Transcribe all records exactly.

**Dataset records**.
————————

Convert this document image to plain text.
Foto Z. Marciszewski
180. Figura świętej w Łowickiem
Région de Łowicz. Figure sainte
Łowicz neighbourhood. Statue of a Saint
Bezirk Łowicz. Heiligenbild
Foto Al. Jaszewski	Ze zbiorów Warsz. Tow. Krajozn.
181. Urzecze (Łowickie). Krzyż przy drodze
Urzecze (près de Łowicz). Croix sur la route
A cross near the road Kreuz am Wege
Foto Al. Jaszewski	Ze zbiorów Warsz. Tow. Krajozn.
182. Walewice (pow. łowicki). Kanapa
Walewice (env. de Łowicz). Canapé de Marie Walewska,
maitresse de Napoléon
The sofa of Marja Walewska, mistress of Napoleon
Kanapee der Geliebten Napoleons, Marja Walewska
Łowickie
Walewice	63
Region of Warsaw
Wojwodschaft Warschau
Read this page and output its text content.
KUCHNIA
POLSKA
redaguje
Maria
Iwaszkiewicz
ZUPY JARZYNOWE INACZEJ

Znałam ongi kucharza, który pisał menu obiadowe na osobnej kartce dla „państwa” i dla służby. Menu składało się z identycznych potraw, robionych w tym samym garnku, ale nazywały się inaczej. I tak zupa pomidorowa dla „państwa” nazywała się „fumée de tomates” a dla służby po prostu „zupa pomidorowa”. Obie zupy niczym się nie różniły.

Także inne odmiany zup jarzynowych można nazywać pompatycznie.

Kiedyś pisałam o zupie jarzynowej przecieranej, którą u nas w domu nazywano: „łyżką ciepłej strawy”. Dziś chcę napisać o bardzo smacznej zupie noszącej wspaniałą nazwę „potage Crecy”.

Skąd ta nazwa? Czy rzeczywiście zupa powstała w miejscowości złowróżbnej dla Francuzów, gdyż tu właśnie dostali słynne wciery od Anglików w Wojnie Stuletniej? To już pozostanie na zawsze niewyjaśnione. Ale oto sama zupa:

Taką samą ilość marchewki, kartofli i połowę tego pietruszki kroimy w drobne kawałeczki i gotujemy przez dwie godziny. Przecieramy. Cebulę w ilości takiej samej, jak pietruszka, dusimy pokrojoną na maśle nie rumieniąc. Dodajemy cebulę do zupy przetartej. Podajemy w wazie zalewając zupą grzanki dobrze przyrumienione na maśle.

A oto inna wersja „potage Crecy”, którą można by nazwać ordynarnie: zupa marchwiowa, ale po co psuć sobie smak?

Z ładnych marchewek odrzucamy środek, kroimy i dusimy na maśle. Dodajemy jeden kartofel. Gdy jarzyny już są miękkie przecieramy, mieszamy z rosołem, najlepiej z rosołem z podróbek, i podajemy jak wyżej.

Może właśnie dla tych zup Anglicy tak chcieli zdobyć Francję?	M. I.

————————

**Exercise response**.
Convert this document image to plain text.
Foto Z. Marciszewski
180. Figura świętej w Łowickiem
Région de Łowicz. Figure sainte
Łowicz neighbourhood. Statue of a Saint
Bezirk Łowicz. Heiligenbild
Foto Al. Jaszewski	Ze zbiorów Warsz. Tow. Krajozn.
181. Urzecze (Łowickie). Krzyż przy drodze
Urzecze (près de Łowicz). Croix sur la route
A cross near the road Kreuz am Wege
Foto Al. Jaszewski	Ze zbiorów Warsz. Tow. Krajozn.
182. Walewice (pow. łowicki). Kanapa
Walewice (env. de Łowicz). Canapé de Marie Walewska,
maitresse de Napoléon
The sofa of Marja Walewska, mistress of Napoleon
Kanapee der Geliebten Napoleons, Marja Walewska
Łowickie
Walewice	63
Region of Warsaw
Wojwodschaft Warschau
Read this page and output its text content.
KUCHNIA
POLSKA
redaguje
Maria
Iwaszkiewicz
ZUPY JARZYNOWE INACZEJ

Znałam ongi kucharza, który pisał menu obiadowe na osobnej kartce dla „państwa” i dla służby. Menu składało się z identycznych potraw, robionych w tym samym garnku, ale nazywały się inaczej. I tak zupa pomidorowa dla „państwa” nazywała się „fumée de tomates” a dla służby po prostu „zupa pomidorowa”. Obie zupy niczym się nie różniły.

Także inne odmiany zup jarzynowych można nazywać pompatycznie.

Kiedyś pisałam o zupie jarzynowej przecieranej, którą u nas w domu nazywano: „łyżką ciepłej strawy”. Dziś chcę napisać o bardzo smacznej zupie noszącej wspaniałą nazwę „potage Crecy”.

Skąd ta nazwa? Czy rzeczywiście zupa powstała w miejscowości złowróżbnej dla Francuzów, gdyż tu właśnie dostali słynne wciery od Anglików w Wojnie Stuletniej? To już pozostanie na zawsze niewyjaśnione. Ale oto sama zupa:

Taką samą ilość marchewki, kartofli i połowę tego pietruszki kroimy w drobne kawałeczki i gotujemy przez dwie godziny. Przecieramy. Cebulę w ilości takiej samej, jak pietruszka, dusimy pokrojoną na maśle nie rumieniąc. Dodajemy cebulę do zupy przetartej. Podajemy w wazie zalewając zupą grzanki dobrze przyrumienione na maśle.

A oto inna wersja „potage Crecy”, którą można by nazwać ordynarnie: zupa marchwiowa, ale po co psuć sobie smak?

Z ładnych marchewek odrzucamy środek, kroimy i dusimy na maśle. Dodajemy jeden kartofel. Gdy jarzyny już są miękkie przecieramy, mieszamy z rosołem, najlepiej z rosołem z podróbek, i podajemy jak wyżej.

Może właśnie dla tych zup Anglicy tak chcieli zdobyć Francję?	M. I.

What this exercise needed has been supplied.